Reproduce each of the following items word for word. Leave out the pictures.

(Image layout annotations)
▬▬▬▬▬▬

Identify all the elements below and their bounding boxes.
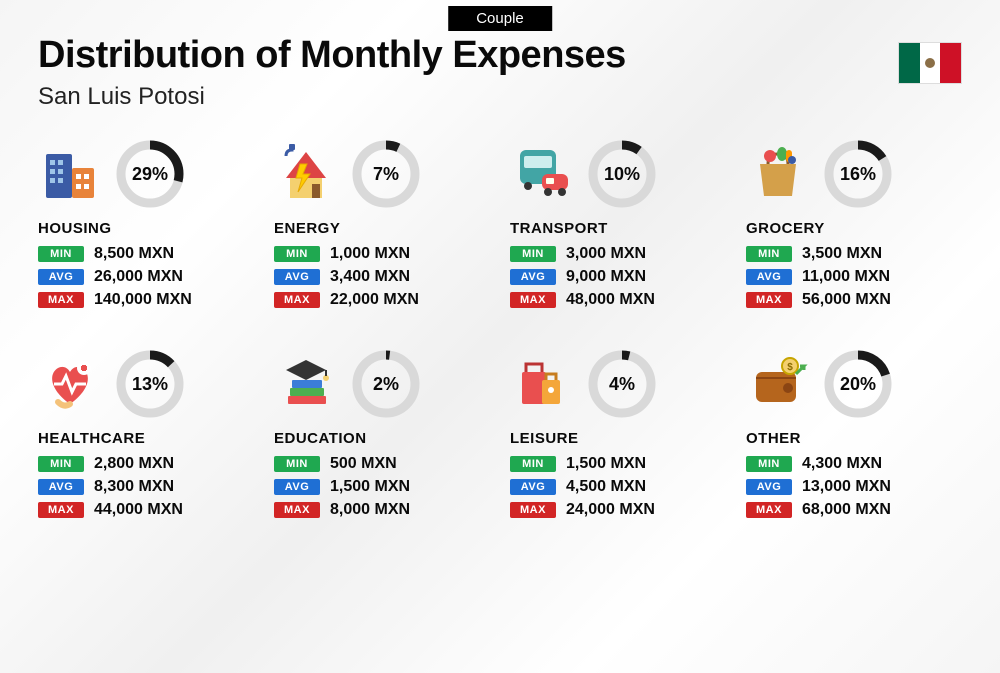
min-value: 500 MXN bbox=[330, 455, 397, 473]
category-card-housing: 29% HOUSING MIN 8,500 MXN AVG 26,000 MXN… bbox=[38, 140, 254, 314]
min-tag: MIN bbox=[746, 246, 792, 262]
other-icon: $ bbox=[746, 352, 810, 416]
category-card-education: 2% EDUCATION MIN 500 MXN AVG 1,500 MXN M… bbox=[274, 350, 490, 524]
categories-grid: 29% HOUSING MIN 8,500 MXN AVG 26,000 MXN… bbox=[38, 140, 962, 524]
max-tag: MAX bbox=[274, 292, 320, 308]
max-value: 24,000 MXN bbox=[566, 501, 655, 519]
percent-donut: 16% bbox=[824, 140, 892, 208]
max-value: 56,000 MXN bbox=[802, 291, 891, 309]
max-tag: MAX bbox=[510, 292, 556, 308]
avg-tag: AVG bbox=[38, 269, 84, 285]
min-value: 4,300 MXN bbox=[802, 455, 882, 473]
max-value: 22,000 MXN bbox=[330, 291, 419, 309]
percent-label: 7% bbox=[352, 140, 420, 208]
category-name: TRANSPORT bbox=[510, 220, 726, 237]
avg-value: 3,400 MXN bbox=[330, 268, 410, 286]
category-card-energy: 7% ENERGY MIN 1,000 MXN AVG 3,400 MXN MA… bbox=[274, 140, 490, 314]
page-subtitle: San Luis Potosi bbox=[38, 83, 626, 111]
avg-value: 1,500 MXN bbox=[330, 478, 410, 496]
min-value: 3,000 MXN bbox=[566, 245, 646, 263]
percent-label: 2% bbox=[352, 350, 420, 418]
min-tag: MIN bbox=[746, 456, 792, 472]
min-value: 2,800 MXN bbox=[94, 455, 174, 473]
housing-icon bbox=[38, 142, 102, 206]
percent-donut: 10% bbox=[588, 140, 656, 208]
energy-icon bbox=[274, 142, 338, 206]
min-tag: MIN bbox=[274, 246, 320, 262]
percent-label: 4% bbox=[588, 350, 656, 418]
max-tag: MAX bbox=[510, 502, 556, 518]
min-tag: MIN bbox=[38, 246, 84, 262]
avg-tag: AVG bbox=[510, 479, 556, 495]
category-name: GROCERY bbox=[746, 220, 962, 237]
min-tag: MIN bbox=[510, 246, 556, 262]
category-name: EDUCATION bbox=[274, 430, 490, 447]
category-name: OTHER bbox=[746, 430, 962, 447]
category-card-leisure: 4% LEISURE MIN 1,500 MXN AVG 4,500 MXN M… bbox=[510, 350, 726, 524]
percent-label: 10% bbox=[588, 140, 656, 208]
avg-value: 13,000 MXN bbox=[802, 478, 891, 496]
mexico-flag-icon bbox=[898, 42, 962, 84]
leisure-icon bbox=[510, 352, 574, 416]
min-tag: MIN bbox=[38, 456, 84, 472]
percent-donut: 20% bbox=[824, 350, 892, 418]
max-value: 44,000 MXN bbox=[94, 501, 183, 519]
avg-value: 9,000 MXN bbox=[566, 268, 646, 286]
max-tag: MAX bbox=[38, 502, 84, 518]
max-tag: MAX bbox=[746, 292, 792, 308]
min-value: 1,000 MXN bbox=[330, 245, 410, 263]
healthcare-icon bbox=[38, 352, 102, 416]
avg-value: 11,000 MXN bbox=[802, 268, 890, 286]
percent-label: 16% bbox=[824, 140, 892, 208]
category-card-other: $ 20% OTHER MIN 4,300 MXN AVG 13,000 MXN… bbox=[746, 350, 962, 524]
svg-text:$: $ bbox=[787, 362, 793, 373]
profile-badge: Couple bbox=[448, 6, 552, 31]
min-value: 1,500 MXN bbox=[566, 455, 646, 473]
avg-tag: AVG bbox=[746, 269, 792, 285]
percent-label: 20% bbox=[824, 350, 892, 418]
max-value: 8,000 MXN bbox=[330, 501, 410, 519]
education-icon bbox=[274, 352, 338, 416]
avg-tag: AVG bbox=[510, 269, 556, 285]
category-name: LEISURE bbox=[510, 430, 726, 447]
max-tag: MAX bbox=[746, 502, 792, 518]
category-name: ENERGY bbox=[274, 220, 490, 237]
percent-donut: 2% bbox=[352, 350, 420, 418]
transport-icon bbox=[510, 142, 574, 206]
avg-value: 4,500 MXN bbox=[566, 478, 646, 496]
avg-value: 8,300 MXN bbox=[94, 478, 174, 496]
max-tag: MAX bbox=[274, 502, 320, 518]
min-value: 8,500 MXN bbox=[94, 245, 174, 263]
avg-value: 26,000 MXN bbox=[94, 268, 183, 286]
percent-label: 29% bbox=[116, 140, 184, 208]
max-tag: MAX bbox=[38, 292, 84, 308]
percent-donut: 4% bbox=[588, 350, 656, 418]
header: Distribution of Monthly Expenses San Lui… bbox=[38, 34, 626, 111]
category-card-transport: 10% TRANSPORT MIN 3,000 MXN AVG 9,000 MX… bbox=[510, 140, 726, 314]
percent-label: 13% bbox=[116, 350, 184, 418]
category-name: HOUSING bbox=[38, 220, 254, 237]
max-value: 68,000 MXN bbox=[802, 501, 891, 519]
min-value: 3,500 MXN bbox=[802, 245, 882, 263]
percent-donut: 13% bbox=[116, 350, 184, 418]
avg-tag: AVG bbox=[274, 479, 320, 495]
max-value: 48,000 MXN bbox=[566, 291, 655, 309]
avg-tag: AVG bbox=[746, 479, 792, 495]
percent-donut: 7% bbox=[352, 140, 420, 208]
min-tag: MIN bbox=[510, 456, 556, 472]
grocery-icon bbox=[746, 142, 810, 206]
max-value: 140,000 MXN bbox=[94, 291, 192, 309]
avg-tag: AVG bbox=[274, 269, 320, 285]
avg-tag: AVG bbox=[38, 479, 84, 495]
category-card-grocery: 16% GROCERY MIN 3,500 MXN AVG 11,000 MXN… bbox=[746, 140, 962, 314]
min-tag: MIN bbox=[274, 456, 320, 472]
category-card-healthcare: 13% HEALTHCARE MIN 2,800 MXN AVG 8,300 M… bbox=[38, 350, 254, 524]
percent-donut: 29% bbox=[116, 140, 184, 208]
category-name: HEALTHCARE bbox=[38, 430, 254, 447]
page-title: Distribution of Monthly Expenses bbox=[38, 34, 626, 77]
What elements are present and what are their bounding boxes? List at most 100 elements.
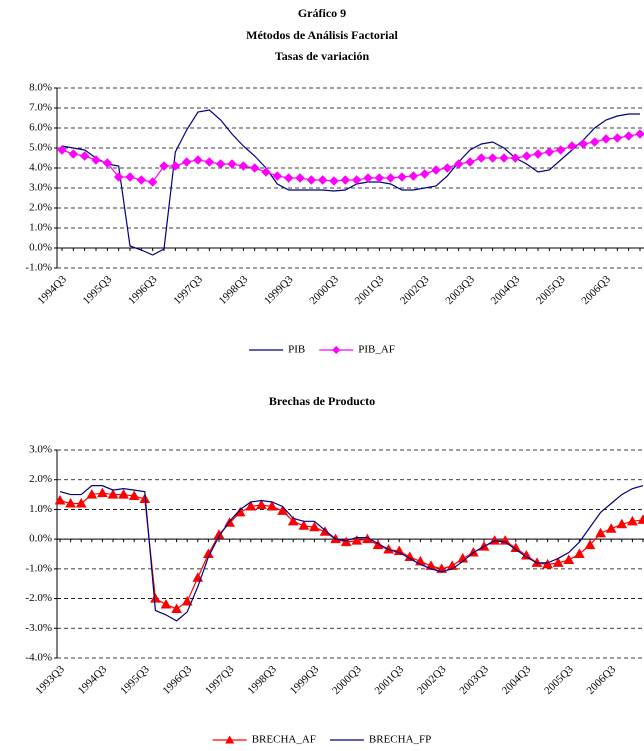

▬▬▬▬▬▬

◆ **Response below**:
Identify all the elements below and their bounding boxes.
min-value: 500 MXN bbox=[330, 455, 397, 473]
category-card-housing: 29% HOUSING MIN 8,500 MXN AVG 26,000 MXN… bbox=[38, 140, 254, 314]
min-tag: MIN bbox=[746, 246, 792, 262]
other-icon: $ bbox=[746, 352, 810, 416]
category-card-education: 2% EDUCATION MIN 500 MXN AVG 1,500 MXN M… bbox=[274, 350, 490, 524]
categories-grid: 29% HOUSING MIN 8,500 MXN AVG 26,000 MXN… bbox=[38, 140, 962, 524]
max-tag: MAX bbox=[274, 292, 320, 308]
max-value: 24,000 MXN bbox=[566, 501, 655, 519]
percent-donut: 16% bbox=[824, 140, 892, 208]
max-value: 56,000 MXN bbox=[802, 291, 891, 309]
max-tag: MAX bbox=[510, 292, 556, 308]
avg-tag: AVG bbox=[38, 269, 84, 285]
min-value: 4,300 MXN bbox=[802, 455, 882, 473]
max-value: 22,000 MXN bbox=[330, 291, 419, 309]
percent-label: 7% bbox=[352, 140, 420, 208]
category-name: TRANSPORT bbox=[510, 220, 726, 237]
avg-value: 3,400 MXN bbox=[330, 268, 410, 286]
category-card-energy: 7% ENERGY MIN 1,000 MXN AVG 3,400 MXN MA… bbox=[274, 140, 490, 314]
page-subtitle: San Luis Potosi bbox=[38, 83, 626, 111]
avg-value: 1,500 MXN bbox=[330, 478, 410, 496]
min-value: 3,000 MXN bbox=[566, 245, 646, 263]
percent-label: 2% bbox=[352, 350, 420, 418]
min-tag: MIN bbox=[746, 456, 792, 472]
min-value: 2,800 MXN bbox=[94, 455, 174, 473]
housing-icon bbox=[38, 142, 102, 206]
percent-donut: 10% bbox=[588, 140, 656, 208]
energy-icon bbox=[274, 142, 338, 206]
min-tag: MIN bbox=[274, 246, 320, 262]
percent-label: 4% bbox=[588, 350, 656, 418]
max-tag: MAX bbox=[510, 502, 556, 518]
min-tag: MIN bbox=[38, 246, 84, 262]
avg-tag: AVG bbox=[510, 479, 556, 495]
category-name: GROCERY bbox=[746, 220, 962, 237]
min-tag: MIN bbox=[510, 246, 556, 262]
category-name: EDUCATION bbox=[274, 430, 490, 447]
category-name: OTHER bbox=[746, 430, 962, 447]
category-card-leisure: 4% LEISURE MIN 1,500 MXN AVG 4,500 MXN M… bbox=[510, 350, 726, 524]
percent-label: 10% bbox=[588, 140, 656, 208]
avg-value: 13,000 MXN bbox=[802, 478, 891, 496]
mexico-flag-icon bbox=[898, 42, 962, 84]
leisure-icon bbox=[510, 352, 574, 416]
min-tag: MIN bbox=[38, 456, 84, 472]
percent-donut: 20% bbox=[824, 350, 892, 418]
max-value: 44,000 MXN bbox=[94, 501, 183, 519]
avg-value: 9,000 MXN bbox=[566, 268, 646, 286]
max-tag: MAX bbox=[38, 502, 84, 518]
max-tag: MAX bbox=[746, 292, 792, 308]
min-value: 1,000 MXN bbox=[330, 245, 410, 263]
healthcare-icon bbox=[38, 352, 102, 416]
avg-value: 11,000 MXN bbox=[802, 268, 890, 286]
percent-label: 16% bbox=[824, 140, 892, 208]
category-card-other: $ 20% OTHER MIN 4,300 MXN AVG 13,000 MXN… bbox=[746, 350, 962, 524]
svg-text:$: $ bbox=[787, 362, 793, 373]
profile-badge: Couple bbox=[448, 6, 552, 31]
min-value: 1,500 MXN bbox=[566, 455, 646, 473]
avg-tag: AVG bbox=[746, 269, 792, 285]
percent-label: 20% bbox=[824, 350, 892, 418]
max-value: 8,000 MXN bbox=[330, 501, 410, 519]
education-icon bbox=[274, 352, 338, 416]
avg-tag: AVG bbox=[510, 269, 556, 285]
category-name: LEISURE bbox=[510, 430, 726, 447]
max-tag: MAX bbox=[746, 502, 792, 518]
category-name: ENERGY bbox=[274, 220, 490, 237]
percent-donut: 2% bbox=[352, 350, 420, 418]
transport-icon bbox=[510, 142, 574, 206]
avg-value: 4,500 MXN bbox=[566, 478, 646, 496]
avg-value: 8,300 MXN bbox=[94, 478, 174, 496]
max-tag: MAX bbox=[274, 502, 320, 518]
min-value: 8,500 MXN bbox=[94, 245, 174, 263]
avg-value: 26,000 MXN bbox=[94, 268, 183, 286]
percent-label: 29% bbox=[116, 140, 184, 208]
max-tag: MAX bbox=[38, 292, 84, 308]
percent-donut: 4% bbox=[588, 350, 656, 418]
header: Distribution of Monthly Expenses San Lui… bbox=[38, 34, 626, 111]
category-card-transport: 10% TRANSPORT MIN 3,000 MXN AVG 9,000 MX… bbox=[510, 140, 726, 314]
percent-label: 13% bbox=[116, 350, 184, 418]
category-name: HOUSING bbox=[38, 220, 254, 237]
max-value: 68,000 MXN bbox=[802, 501, 891, 519]
min-value: 3,500 MXN bbox=[802, 245, 882, 263]
percent-donut: 13% bbox=[116, 350, 184, 418]
avg-tag: AVG bbox=[274, 479, 320, 495]
max-value: 48,000 MXN bbox=[566, 291, 655, 309]
avg-tag: AVG bbox=[746, 479, 792, 495]
percent-donut: 7% bbox=[352, 140, 420, 208]
min-tag: MIN bbox=[510, 456, 556, 472]
grocery-icon bbox=[746, 142, 810, 206]
max-value: 140,000 MXN bbox=[94, 291, 192, 309]
avg-tag: AVG bbox=[274, 269, 320, 285]
avg-tag: AVG bbox=[38, 479, 84, 495]
category-card-grocery: 16% GROCERY MIN 3,500 MXN AVG 11,000 MXN… bbox=[746, 140, 962, 314]
min-tag: MIN bbox=[274, 456, 320, 472]
category-card-healthcare: 13% HEALTHCARE MIN 2,800 MXN AVG 8,300 M… bbox=[38, 350, 254, 524]
percent-donut: 29% bbox=[116, 140, 184, 208]
category-name: HEALTHCARE bbox=[38, 430, 254, 447]
page-title: Distribution of Monthly Expenses bbox=[38, 34, 626, 77]
What elements are present and what are their bounding boxes? List at most 100 elements.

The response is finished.